Document page data
--

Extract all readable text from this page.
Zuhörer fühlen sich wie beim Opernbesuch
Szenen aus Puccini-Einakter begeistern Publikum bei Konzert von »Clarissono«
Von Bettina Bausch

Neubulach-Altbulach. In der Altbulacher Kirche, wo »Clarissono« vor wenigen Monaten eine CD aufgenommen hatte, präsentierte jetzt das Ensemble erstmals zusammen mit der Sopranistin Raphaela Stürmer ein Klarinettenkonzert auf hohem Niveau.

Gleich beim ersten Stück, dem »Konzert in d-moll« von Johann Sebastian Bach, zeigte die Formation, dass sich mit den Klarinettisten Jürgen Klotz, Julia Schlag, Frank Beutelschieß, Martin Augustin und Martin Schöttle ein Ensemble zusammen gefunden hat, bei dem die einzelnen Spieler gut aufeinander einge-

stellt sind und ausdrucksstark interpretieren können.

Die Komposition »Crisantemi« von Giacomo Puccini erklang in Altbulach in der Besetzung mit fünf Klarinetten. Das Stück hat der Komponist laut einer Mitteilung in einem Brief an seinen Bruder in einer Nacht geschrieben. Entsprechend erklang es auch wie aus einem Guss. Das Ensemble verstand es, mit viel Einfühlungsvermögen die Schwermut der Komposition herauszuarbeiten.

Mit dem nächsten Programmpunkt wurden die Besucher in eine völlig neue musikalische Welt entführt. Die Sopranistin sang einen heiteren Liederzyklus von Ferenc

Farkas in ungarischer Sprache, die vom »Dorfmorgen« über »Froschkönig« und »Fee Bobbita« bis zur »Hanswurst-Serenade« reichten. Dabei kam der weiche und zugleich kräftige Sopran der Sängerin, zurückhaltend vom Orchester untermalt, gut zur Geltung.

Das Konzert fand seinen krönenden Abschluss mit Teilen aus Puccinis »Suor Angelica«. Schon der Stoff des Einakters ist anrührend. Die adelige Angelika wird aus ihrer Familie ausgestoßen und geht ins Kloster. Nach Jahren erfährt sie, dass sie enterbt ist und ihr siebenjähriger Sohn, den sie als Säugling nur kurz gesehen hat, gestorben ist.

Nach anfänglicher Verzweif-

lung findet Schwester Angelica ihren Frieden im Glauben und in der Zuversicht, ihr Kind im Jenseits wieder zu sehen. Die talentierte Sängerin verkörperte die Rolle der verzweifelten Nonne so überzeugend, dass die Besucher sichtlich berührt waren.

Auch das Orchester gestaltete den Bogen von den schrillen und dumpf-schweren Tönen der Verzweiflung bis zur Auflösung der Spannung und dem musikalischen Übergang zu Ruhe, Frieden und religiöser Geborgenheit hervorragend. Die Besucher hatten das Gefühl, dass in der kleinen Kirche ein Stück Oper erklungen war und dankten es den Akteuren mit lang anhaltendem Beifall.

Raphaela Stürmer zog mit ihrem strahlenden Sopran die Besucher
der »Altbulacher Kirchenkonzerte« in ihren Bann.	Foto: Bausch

--

__TASK REQUIREMENTS__: Count how many lines in the data contain the word "Altbulacher", giving the number without comment.

__SOLUTION TO THIS EXERCISE__: 2